┌────────
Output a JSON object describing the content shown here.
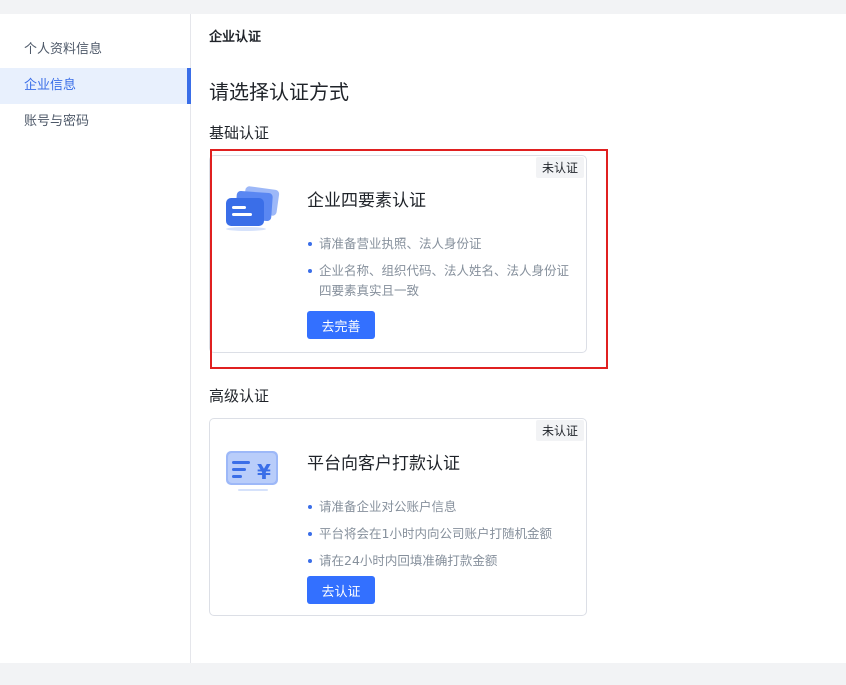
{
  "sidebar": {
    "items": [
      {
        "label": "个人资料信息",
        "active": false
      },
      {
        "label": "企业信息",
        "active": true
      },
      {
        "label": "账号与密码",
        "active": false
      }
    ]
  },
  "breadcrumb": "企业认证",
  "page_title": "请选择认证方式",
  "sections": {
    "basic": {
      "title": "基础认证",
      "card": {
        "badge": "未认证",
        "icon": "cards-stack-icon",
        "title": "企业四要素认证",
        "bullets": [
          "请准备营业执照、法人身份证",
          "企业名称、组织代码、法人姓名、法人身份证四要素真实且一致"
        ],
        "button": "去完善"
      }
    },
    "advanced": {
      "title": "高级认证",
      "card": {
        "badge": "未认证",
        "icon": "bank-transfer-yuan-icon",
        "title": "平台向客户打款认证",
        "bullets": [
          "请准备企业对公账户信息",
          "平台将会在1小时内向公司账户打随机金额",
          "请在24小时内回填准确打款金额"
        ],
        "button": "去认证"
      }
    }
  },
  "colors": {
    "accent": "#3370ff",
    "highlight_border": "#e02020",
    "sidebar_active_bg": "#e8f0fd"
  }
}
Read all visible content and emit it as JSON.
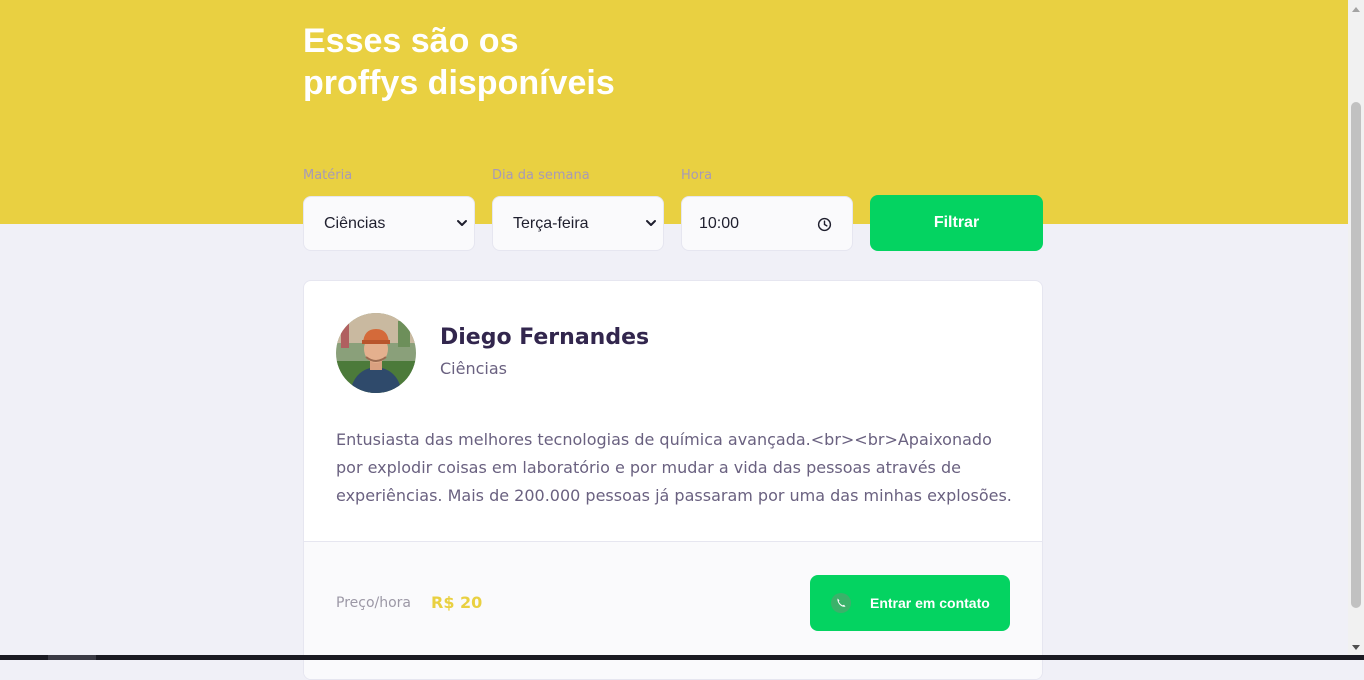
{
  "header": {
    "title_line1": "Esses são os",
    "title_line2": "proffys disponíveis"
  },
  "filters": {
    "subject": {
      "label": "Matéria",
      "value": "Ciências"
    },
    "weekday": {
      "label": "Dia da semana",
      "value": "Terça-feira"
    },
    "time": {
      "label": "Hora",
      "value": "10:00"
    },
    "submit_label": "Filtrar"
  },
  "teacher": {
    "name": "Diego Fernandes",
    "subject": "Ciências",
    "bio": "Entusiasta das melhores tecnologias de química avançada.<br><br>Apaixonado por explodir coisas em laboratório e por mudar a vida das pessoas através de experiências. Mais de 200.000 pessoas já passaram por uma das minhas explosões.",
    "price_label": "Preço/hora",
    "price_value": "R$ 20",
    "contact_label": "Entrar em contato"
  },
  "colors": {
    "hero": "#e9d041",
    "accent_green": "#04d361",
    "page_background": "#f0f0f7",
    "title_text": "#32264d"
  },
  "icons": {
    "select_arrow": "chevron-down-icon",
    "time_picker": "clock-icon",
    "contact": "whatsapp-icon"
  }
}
└────────
┌────────
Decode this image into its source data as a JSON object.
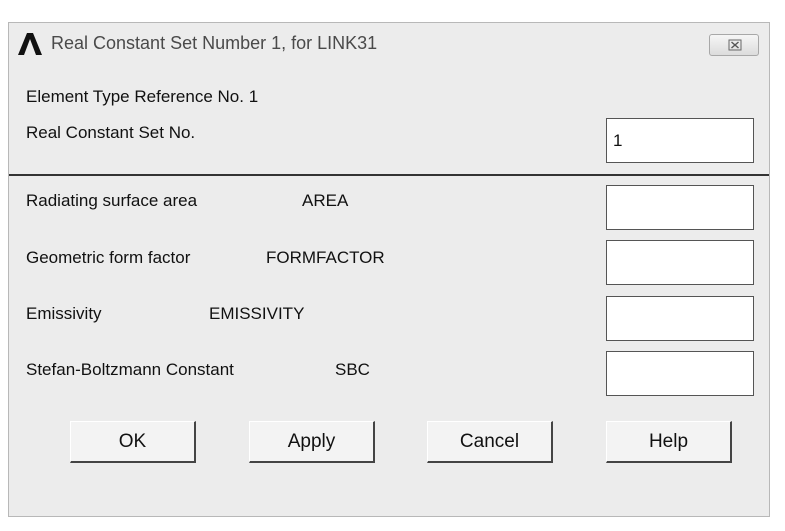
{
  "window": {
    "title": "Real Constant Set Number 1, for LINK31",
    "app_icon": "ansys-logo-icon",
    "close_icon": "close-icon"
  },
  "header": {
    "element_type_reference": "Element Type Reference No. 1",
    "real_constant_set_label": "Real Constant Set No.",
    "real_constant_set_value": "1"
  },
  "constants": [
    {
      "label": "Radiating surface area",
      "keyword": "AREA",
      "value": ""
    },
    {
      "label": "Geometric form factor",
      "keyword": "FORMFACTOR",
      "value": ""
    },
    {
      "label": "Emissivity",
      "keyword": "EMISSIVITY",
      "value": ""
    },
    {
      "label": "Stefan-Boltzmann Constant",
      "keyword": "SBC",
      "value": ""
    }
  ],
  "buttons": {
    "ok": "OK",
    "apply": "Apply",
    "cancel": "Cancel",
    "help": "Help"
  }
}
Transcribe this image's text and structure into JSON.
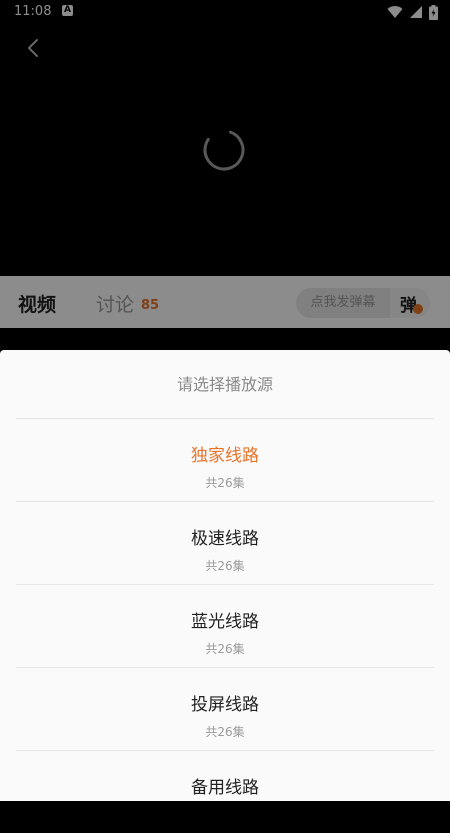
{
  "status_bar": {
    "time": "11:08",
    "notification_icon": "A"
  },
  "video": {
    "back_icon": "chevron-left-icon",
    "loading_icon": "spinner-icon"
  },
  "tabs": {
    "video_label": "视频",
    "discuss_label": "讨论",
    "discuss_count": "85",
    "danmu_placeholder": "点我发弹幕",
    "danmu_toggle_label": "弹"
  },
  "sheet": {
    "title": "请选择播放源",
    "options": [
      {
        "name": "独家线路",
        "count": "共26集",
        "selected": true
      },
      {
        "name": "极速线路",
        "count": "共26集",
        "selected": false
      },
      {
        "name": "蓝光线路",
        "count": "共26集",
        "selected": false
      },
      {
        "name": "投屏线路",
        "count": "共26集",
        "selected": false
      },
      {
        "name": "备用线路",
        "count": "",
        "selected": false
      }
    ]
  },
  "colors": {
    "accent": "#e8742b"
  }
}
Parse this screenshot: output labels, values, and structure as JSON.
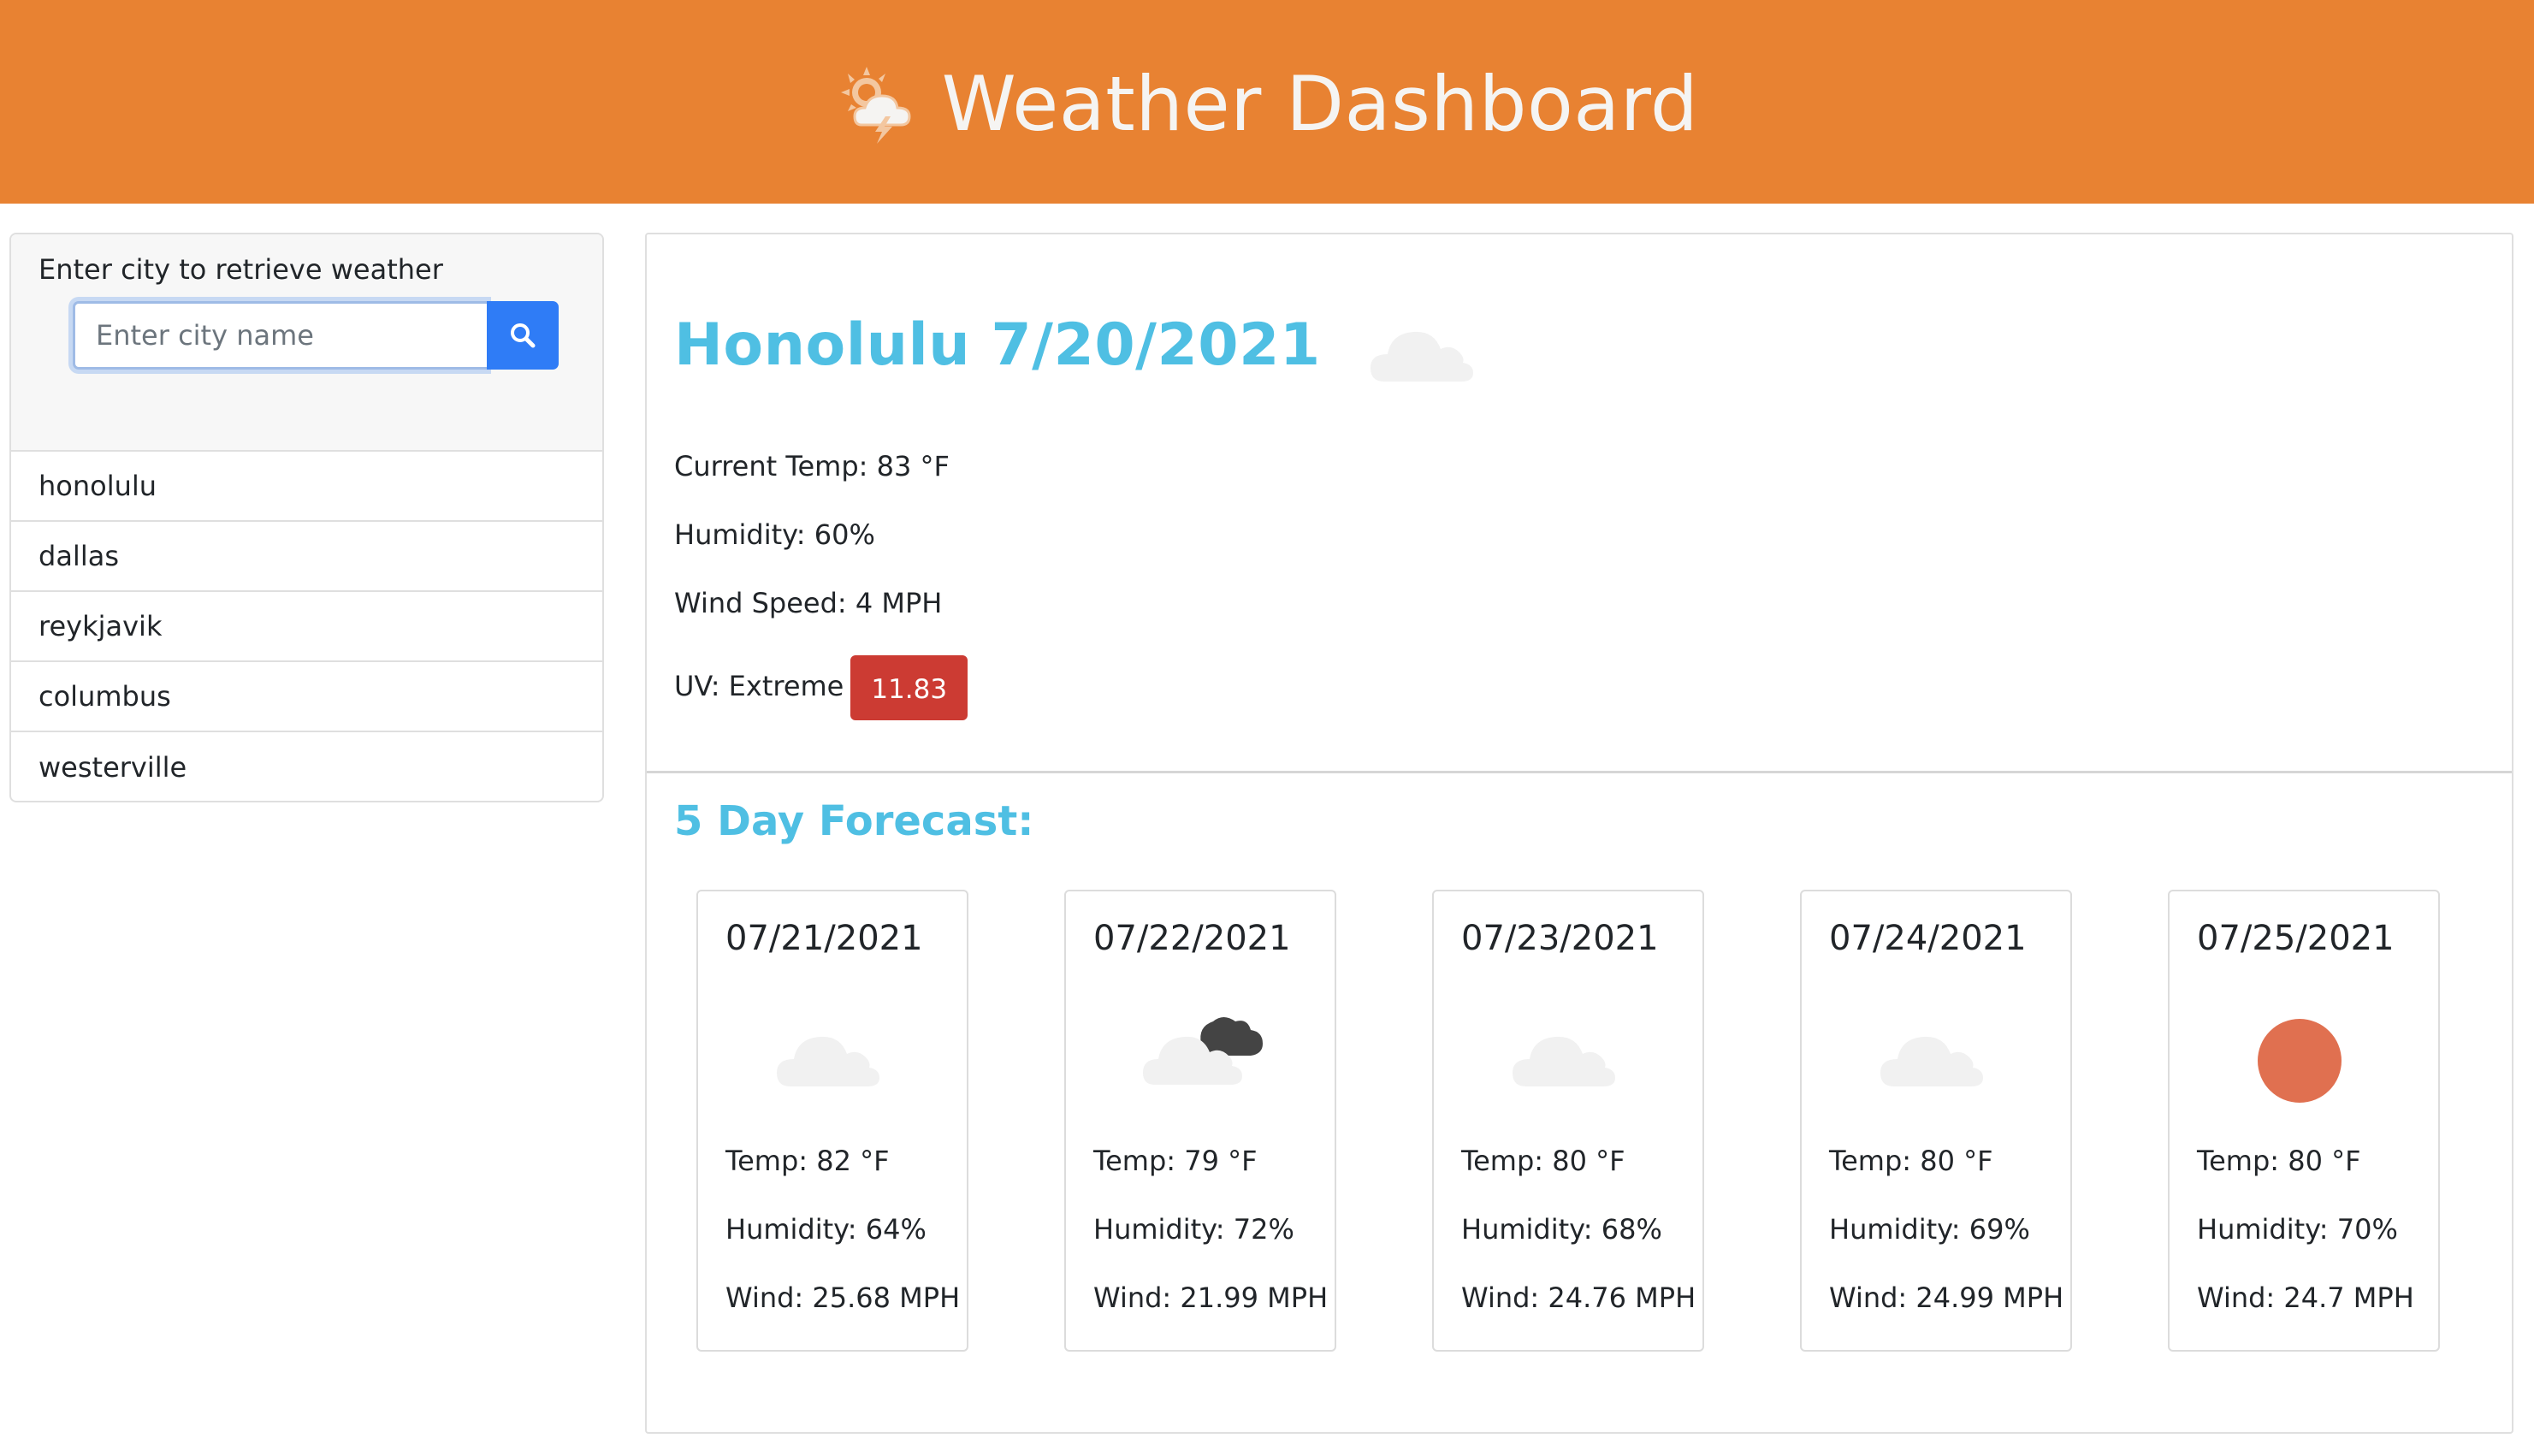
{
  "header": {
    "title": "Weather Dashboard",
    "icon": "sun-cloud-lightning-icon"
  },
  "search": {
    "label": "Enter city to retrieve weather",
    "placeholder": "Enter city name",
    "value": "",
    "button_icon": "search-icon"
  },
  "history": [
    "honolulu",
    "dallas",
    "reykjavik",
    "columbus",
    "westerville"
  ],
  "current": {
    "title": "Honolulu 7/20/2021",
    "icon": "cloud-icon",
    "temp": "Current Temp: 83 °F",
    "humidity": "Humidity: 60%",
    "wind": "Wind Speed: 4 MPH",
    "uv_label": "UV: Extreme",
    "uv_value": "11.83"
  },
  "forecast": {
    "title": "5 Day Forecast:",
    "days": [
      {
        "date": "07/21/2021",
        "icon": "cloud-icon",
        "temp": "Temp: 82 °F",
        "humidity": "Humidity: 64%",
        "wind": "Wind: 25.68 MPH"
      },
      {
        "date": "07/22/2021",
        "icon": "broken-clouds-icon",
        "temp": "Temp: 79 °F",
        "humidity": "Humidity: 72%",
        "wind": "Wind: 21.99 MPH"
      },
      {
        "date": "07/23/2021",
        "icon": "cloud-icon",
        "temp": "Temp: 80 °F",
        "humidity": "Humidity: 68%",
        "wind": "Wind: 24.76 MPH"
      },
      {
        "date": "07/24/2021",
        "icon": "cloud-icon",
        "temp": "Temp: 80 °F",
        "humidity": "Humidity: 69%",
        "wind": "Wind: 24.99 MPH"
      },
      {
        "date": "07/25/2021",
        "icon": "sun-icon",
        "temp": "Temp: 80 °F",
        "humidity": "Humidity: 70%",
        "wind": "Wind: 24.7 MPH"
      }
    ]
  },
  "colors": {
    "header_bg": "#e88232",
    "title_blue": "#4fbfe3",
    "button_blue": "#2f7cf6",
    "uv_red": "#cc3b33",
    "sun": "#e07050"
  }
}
└────────
(Exercise prompt): Go through the listing above and report how many of its lines contain the word "keyword", with only the number as output.

(Task response): 4